** begin GIVEN RECORDS **

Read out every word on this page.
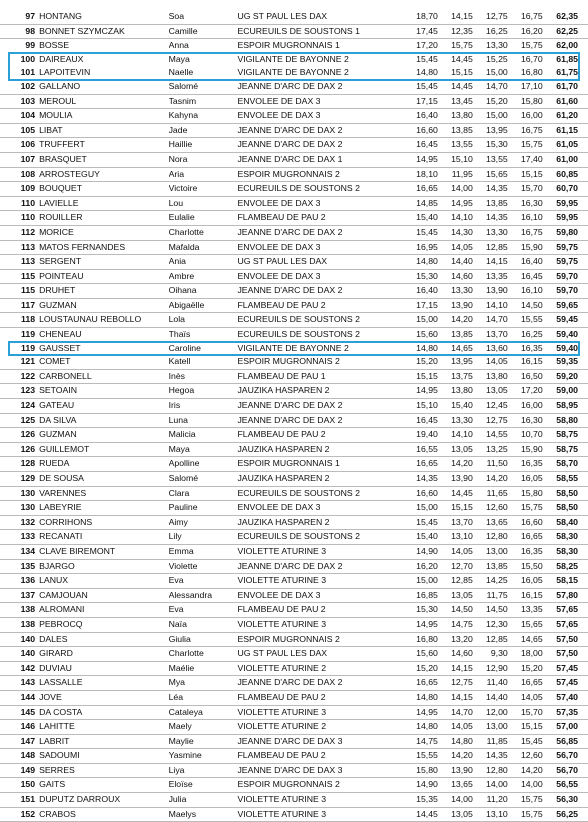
97	HONTANG	Soa	UG ST PAUL LES DAX	18,70	14,15	12,75	16,75	62,35
98	BONNET SZYMCZAK	Camille	ECUREUILS DE SOUSTONS 1	17,45	12,35	16,25	16,20	62,25
99	BOSSE	Anna	ESPOIR MUGRONNAIS 1	17,20	15,75	13,30	15,75	62,00
100	DAIREAUX	Maya	VIGILANTE DE BAYONNE 2	15,45	14,45	15,25	16,70	61,85
101	LAPOITEVIN	Naelle	VIGILANTE DE BAYONNE 2	14,80	15,15	15,00	16,80	61,75
102	GALLANO	Salomé	JEANNE D'ARC DE DAX 2	15,45	14,45	14,70	17,10	61,70
103	MEROUL	Tasnim	ENVOLEE DE DAX 3	17,15	13,45	15,20	15,80	61,60
104	MOULIA	Kahyna	ENVOLEE DE DAX 3	16,40	13,80	15,00	16,00	61,20
105	LIBAT	Jade	JEANNE D'ARC DE DAX 2	16,60	13,85	13,95	16,75	61,15
106	TRUFFERT	Haillie	JEANNE D'ARC DE DAX 2	16,45	13,55	15,30	15,75	61,05
107	BRASQUET	Nora	JEANNE D'ARC DE DAX 1	14,95	15,10	13,55	17,40	61,00
108	ARROSTEGUY	Aria	ESPOIR MUGRONNAIS 2	18,10	11,95	15,65	15,15	60,85
109	BOUQUET	Victoire	ECUREUILS DE SOUSTONS 2	16,65	14,00	14,35	15,70	60,70
110	LAVIELLE	Lou	ENVOLEE DE DAX 3	14,85	14,95	13,85	16,30	59,95
110	ROUILLER	Eulalie	FLAMBEAU DE PAU 2	15,40	14,10	14,35	16,10	59,95
112	MORICE	Charlotte	JEANNE D'ARC DE DAX 2	15,45	14,30	13,30	16,75	59,80
113	MATOS FERNANDES	Mafalda	ENVOLEE DE DAX 3	16,95	14,05	12,85	15,90	59,75
113	SERGENT	Ania	UG ST PAUL LES DAX	14,80	14,40	14,15	16,40	59,75
115	POINTEAU	Ambre	ENVOLEE DE DAX 3	15,30	14,60	13,35	16,45	59,70
115	DRUHET	Oihana	JEANNE D'ARC DE DAX 2	16,40	13,30	13,90	16,10	59,70
117	GUZMAN	Abigaëlle	FLAMBEAU DE PAU 2	17,15	13,90	14,10	14,50	59,65
118	LOUSTAUNAU REBOLLO	Lola	ECUREUILS DE SOUSTONS 2	15,00	14,20	14,70	15,55	59,45
119	CHENEAU	Thaïs	ECUREUILS DE SOUSTONS 2	15,60	13,85	13,70	16,25	59,40
119	GAUSSET	Caroline	VIGILANTE DE BAYONNE 2	14,80	14,65	13,60	16,35	59,40
121	COMET	Katell	ESPOIR MUGRONNAIS 2	15,20	13,95	14,05	16,15	59,35
122	CARBONELL	Inès	FLAMBEAU DE PAU 1	15,15	13,75	13,80	16,50	59,20
123	SETOAIN	Hegoa	JAUZIKA HASPAREN 2	14,95	13,80	13,05	17,20	59,00
124	GATEAU	Iris	JEANNE D'ARC DE DAX 2	15,10	15,40	12,45	16,00	58,95
125	DA SILVA	Luna	JEANNE D'ARC DE DAX 2	16,45	13,30	12,75	16,30	58,80
126	GUZMAN	Malicia	FLAMBEAU DE PAU 2	19,40	14,10	14,55	10,70	58,75
126	GUILLEMOT	Maya	JAUZIKA HASPAREN 2	16,55	13,05	13,25	15,90	58,75
128	RUEDA	Apolline	ESPOIR MUGRONNAIS 1	16,65	14,20	11,50	16,35	58,70
129	DE SOUSA	Salomé	JAUZIKA HASPAREN 2	14,35	13,90	14,20	16,05	58,55
130	VARENNES	Clara	ECUREUILS DE SOUSTONS 2	16,60	14,45	11,65	15,80	58,50
130	LABEYRIE	Pauline	ENVOLEE DE DAX 3	15,00	15,15	12,60	15,75	58,50
132	CORRIHONS	Aimy	JAUZIKA HASPAREN 2	15,45	13,70	13,65	16,60	58,40
133	RECANATI	Lily	ECUREUILS DE SOUSTONS 2	15,40	13,10	12,80	16,65	58,30
134	CLAVE BIREMONT	Emma	VIOLETTE ATURINE 3	14,90	14,05	13,00	16,35	58,30
135	BJARGO	Violette	JEANNE D'ARC DE DAX 2	16,20	12,70	13,85	15,50	58,25
136	LANUX	Eva	VIOLETTE ATURINE 3	15,00	12,85	14,25	16,05	58,15
137	CAMJOUAN	Alessandra	ENVOLEE DE DAX 3	16,85	13,05	11,75	16,15	57,80
138	ALROMANI	Eva	FLAMBEAU DE PAU 2	15,30	14,50	14,50	13,35	57,65
138	PEBROCQ	Naïa	VIOLETTE ATURINE 3	14,95	14,75	12,30	15,65	57,65
140	DALES	Giulia	ESPOIR MUGRONNAIS 2	16,80	13,20	12,85	14,65	57,50
140	GIRARD	Charlotte	UG ST PAUL LES DAX	15,60	14,60	9,30	18,00	57,50
142	DUVIAU	Maélie	VIOLETTE ATURINE 2	15,20	14,15	12,90	15,20	57,45
143	LASSALLE	Mya	JEANNE D'ARC DE DAX 2	16,65	12,75	11,40	16,65	57,45
144	JOVE	Léa	FLAMBEAU DE PAU 2	14,80	14,15	14,40	14,05	57,40
145	DA COSTA	Cataleya	VIOLETTE ATURINE 3	14,95	14,70	12,00	15,70	57,35
146	LAHITTE	Maely	VIOLETTE ATURINE 2	14,80	14,05	13,00	15,15	57,00
147	LABRIT	Maylie	JEANNE D'ARC DE DAX 3	14,75	14,80	11,85	15,45	56,85
148	SADOUMI	Yasmine	FLAMBEAU DE PAU 2	15,55	14,20	14,35	12,60	56,70
149	SERRES	Liya	JEANNE D'ARC DE DAX 3	15,80	13,90	12,80	14,20	56,70
150	GAITS	Eloïse	ESPOIR MUGRONNAIS 2	14,90	13,65	14,00	14,00	56,55
151	DUPUTZ DARROUX	Julia	VIOLETTE ATURINE 3	15,35	14,00	11,20	15,75	56,30
152	CRABOS	Maelys	VIOLETTE ATURINE 3	14,45	13,05	13,10	15,75	56,25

** end GIVEN RECORDS **

> [EXERCISE OBJECTIVE]: Without the pictures, retype the whole of the material above exactly.

> [CORRECT ANSWER]:
Read out every word on this page.
97	HONTANG	Soa	UG ST PAUL LES DAX	18,70	14,15	12,75	16,75	62,35
98	BONNET SZYMCZAK	Camille	ECUREUILS DE SOUSTONS 1	17,45	12,35	16,25	16,20	62,25
99	BOSSE	Anna	ESPOIR MUGRONNAIS 1	17,20	15,75	13,30	15,75	62,00
100	DAIREAUX	Maya	VIGILANTE DE BAYONNE 2	15,45	14,45	15,25	16,70	61,85
101	LAPOITEVIN	Naelle	VIGILANTE DE BAYONNE 2	14,80	15,15	15,00	16,80	61,75
102	GALLANO	Salomé	JEANNE D'ARC DE DAX 2	15,45	14,45	14,70	17,10	61,70
103	MEROUL	Tasnim	ENVOLEE DE DAX 3	17,15	13,45	15,20	15,80	61,60
104	MOULIA	Kahyna	ENVOLEE DE DAX 3	16,40	13,80	15,00	16,00	61,20
105	LIBAT	Jade	JEANNE D'ARC DE DAX 2	16,60	13,85	13,95	16,75	61,15
106	TRUFFERT	Haillie	JEANNE D'ARC DE DAX 2	16,45	13,55	15,30	15,75	61,05
107	BRASQUET	Nora	JEANNE D'ARC DE DAX 1	14,95	15,10	13,55	17,40	61,00
108	ARROSTEGUY	Aria	ESPOIR MUGRONNAIS 2	18,10	11,95	15,65	15,15	60,85
109	BOUQUET	Victoire	ECUREUILS DE SOUSTONS 2	16,65	14,00	14,35	15,70	60,70
110	LAVIELLE	Lou	ENVOLEE DE DAX 3	14,85	14,95	13,85	16,30	59,95
110	ROUILLER	Eulalie	FLAMBEAU DE PAU 2	15,40	14,10	14,35	16,10	59,95
112	MORICE	Charlotte	JEANNE D'ARC DE DAX 2	15,45	14,30	13,30	16,75	59,80
113	MATOS FERNANDES	Mafalda	ENVOLEE DE DAX 3	16,95	14,05	12,85	15,90	59,75
113	SERGENT	Ania	UG ST PAUL LES DAX	14,80	14,40	14,15	16,40	59,75
115	POINTEAU	Ambre	ENVOLEE DE DAX 3	15,30	14,60	13,35	16,45	59,70
115	DRUHET	Oihana	JEANNE D'ARC DE DAX 2	16,40	13,30	13,90	16,10	59,70
117	GUZMAN	Abigaëlle	FLAMBEAU DE PAU 2	17,15	13,90	14,10	14,50	59,65
118	LOUSTAUNAU REBOLLO	Lola	ECUREUILS DE SOUSTONS 2	15,00	14,20	14,70	15,55	59,45
119	CHENEAU	Thaïs	ECUREUILS DE SOUSTONS 2	15,60	13,85	13,70	16,25	59,40
119	GAUSSET	Caroline	VIGILANTE DE BAYONNE 2	14,80	14,65	13,60	16,35	59,40
121	COMET	Katell	ESPOIR MUGRONNAIS 2	15,20	13,95	14,05	16,15	59,35
122	CARBONELL	Inès	FLAMBEAU DE PAU 1	15,15	13,75	13,80	16,50	59,20
123	SETOAIN	Hegoa	JAUZIKA HASPAREN 2	14,95	13,80	13,05	17,20	59,00
124	GATEAU	Iris	JEANNE D'ARC DE DAX 2	15,10	15,40	12,45	16,00	58,95
125	DA SILVA	Luna	JEANNE D'ARC DE DAX 2	16,45	13,30	12,75	16,30	58,80
126	GUZMAN	Malicia	FLAMBEAU DE PAU 2	19,40	14,10	14,55	10,70	58,75
126	GUILLEMOT	Maya	JAUZIKA HASPAREN 2	16,55	13,05	13,25	15,90	58,75
128	RUEDA	Apolline	ESPOIR MUGRONNAIS 1	16,65	14,20	11,50	16,35	58,70
129	DE SOUSA	Salomé	JAUZIKA HASPAREN 2	14,35	13,90	14,20	16,05	58,55
130	VARENNES	Clara	ECUREUILS DE SOUSTONS 2	16,60	14,45	11,65	15,80	58,50
130	LABEYRIE	Pauline	ENVOLEE DE DAX 3	15,00	15,15	12,60	15,75	58,50
132	CORRIHONS	Aimy	JAUZIKA HASPAREN 2	15,45	13,70	13,65	16,60	58,40
133	RECANATI	Lily	ECUREUILS DE SOUSTONS 2	15,40	13,10	12,80	16,65	58,30
134	CLAVE BIREMONT	Emma	VIOLETTE ATURINE 3	14,90	14,05	13,00	16,35	58,30
135	BJARGO	Violette	JEANNE D'ARC DE DAX 2	16,20	12,70	13,85	15,50	58,25
136	LANUX	Eva	VIOLETTE ATURINE 3	15,00	12,85	14,25	16,05	58,15
137	CAMJOUAN	Alessandra	ENVOLEE DE DAX 3	16,85	13,05	11,75	16,15	57,80
138	ALROMANI	Eva	FLAMBEAU DE PAU 2	15,30	14,50	14,50	13,35	57,65
138	PEBROCQ	Naïa	VIOLETTE ATURINE 3	14,95	14,75	12,30	15,65	57,65
140	DALES	Giulia	ESPOIR MUGRONNAIS 2	16,80	13,20	12,85	14,65	57,50
140	GIRARD	Charlotte	UG ST PAUL LES DAX	15,60	14,60	9,30	18,00	57,50
142	DUVIAU	Maélie	VIOLETTE ATURINE 2	15,20	14,15	12,90	15,20	57,45
143	LASSALLE	Mya	JEANNE D'ARC DE DAX 2	16,65	12,75	11,40	16,65	57,45
144	JOVE	Léa	FLAMBEAU DE PAU 2	14,80	14,15	14,40	14,05	57,40
145	DA COSTA	Cataleya	VIOLETTE ATURINE 3	14,95	14,70	12,00	15,70	57,35
146	LAHITTE	Maely	VIOLETTE ATURINE 2	14,80	14,05	13,00	15,15	57,00
147	LABRIT	Maylie	JEANNE D'ARC DE DAX 3	14,75	14,80	11,85	15,45	56,85
148	SADOUMI	Yasmine	FLAMBEAU DE PAU 2	15,55	14,20	14,35	12,60	56,70
149	SERRES	Liya	JEANNE D'ARC DE DAX 3	15,80	13,90	12,80	14,20	56,70
150	GAITS	Eloïse	ESPOIR MUGRONNAIS 2	14,90	13,65	14,00	14,00	56,55
151	DUPUTZ DARROUX	Julia	VIOLETTE ATURINE 3	15,35	14,00	11,20	15,75	56,30
152	CRABOS	Maelys	VIOLETTE ATURINE 3	14,45	13,05	13,10	15,75	56,25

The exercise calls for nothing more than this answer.